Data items

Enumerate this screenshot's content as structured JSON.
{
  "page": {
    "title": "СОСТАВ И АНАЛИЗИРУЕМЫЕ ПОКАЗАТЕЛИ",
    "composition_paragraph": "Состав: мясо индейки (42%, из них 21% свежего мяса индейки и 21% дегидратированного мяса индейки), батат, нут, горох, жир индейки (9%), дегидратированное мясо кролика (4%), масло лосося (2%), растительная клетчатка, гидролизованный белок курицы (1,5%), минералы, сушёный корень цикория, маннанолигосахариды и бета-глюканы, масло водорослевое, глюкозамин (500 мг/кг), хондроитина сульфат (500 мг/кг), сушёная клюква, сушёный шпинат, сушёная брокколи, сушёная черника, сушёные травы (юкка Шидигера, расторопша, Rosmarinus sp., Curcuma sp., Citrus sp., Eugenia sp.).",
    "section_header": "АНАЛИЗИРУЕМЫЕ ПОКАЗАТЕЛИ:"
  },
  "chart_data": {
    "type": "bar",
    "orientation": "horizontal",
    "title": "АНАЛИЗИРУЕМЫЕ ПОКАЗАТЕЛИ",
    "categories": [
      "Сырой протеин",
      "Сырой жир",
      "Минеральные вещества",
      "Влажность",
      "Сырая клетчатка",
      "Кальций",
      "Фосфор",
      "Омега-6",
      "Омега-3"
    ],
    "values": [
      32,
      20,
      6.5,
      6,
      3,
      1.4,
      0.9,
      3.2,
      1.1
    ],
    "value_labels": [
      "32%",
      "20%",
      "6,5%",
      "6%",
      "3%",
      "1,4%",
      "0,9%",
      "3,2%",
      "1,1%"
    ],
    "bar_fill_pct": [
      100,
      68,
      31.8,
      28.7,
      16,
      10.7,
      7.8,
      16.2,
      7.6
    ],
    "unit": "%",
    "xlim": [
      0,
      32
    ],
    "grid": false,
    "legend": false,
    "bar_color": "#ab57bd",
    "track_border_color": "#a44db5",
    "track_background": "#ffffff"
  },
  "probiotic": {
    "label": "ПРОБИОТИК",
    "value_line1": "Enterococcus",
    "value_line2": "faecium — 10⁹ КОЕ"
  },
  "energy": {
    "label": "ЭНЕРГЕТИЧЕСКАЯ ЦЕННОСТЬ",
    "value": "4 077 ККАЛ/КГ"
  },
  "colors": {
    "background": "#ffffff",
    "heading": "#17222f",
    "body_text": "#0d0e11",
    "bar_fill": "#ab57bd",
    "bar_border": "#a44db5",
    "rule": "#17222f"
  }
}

◆ Aim of the task: Select and copy every line from the records that includes the word "title".

◆ Answer to the exercise:
    "title": "СОСТАВ И АНАЛИЗИРУЕМЫЕ ПОКАЗАТЕЛИ",
    "title": "АНАЛИЗИРУЕМЫЕ ПОКАЗАТЕЛИ",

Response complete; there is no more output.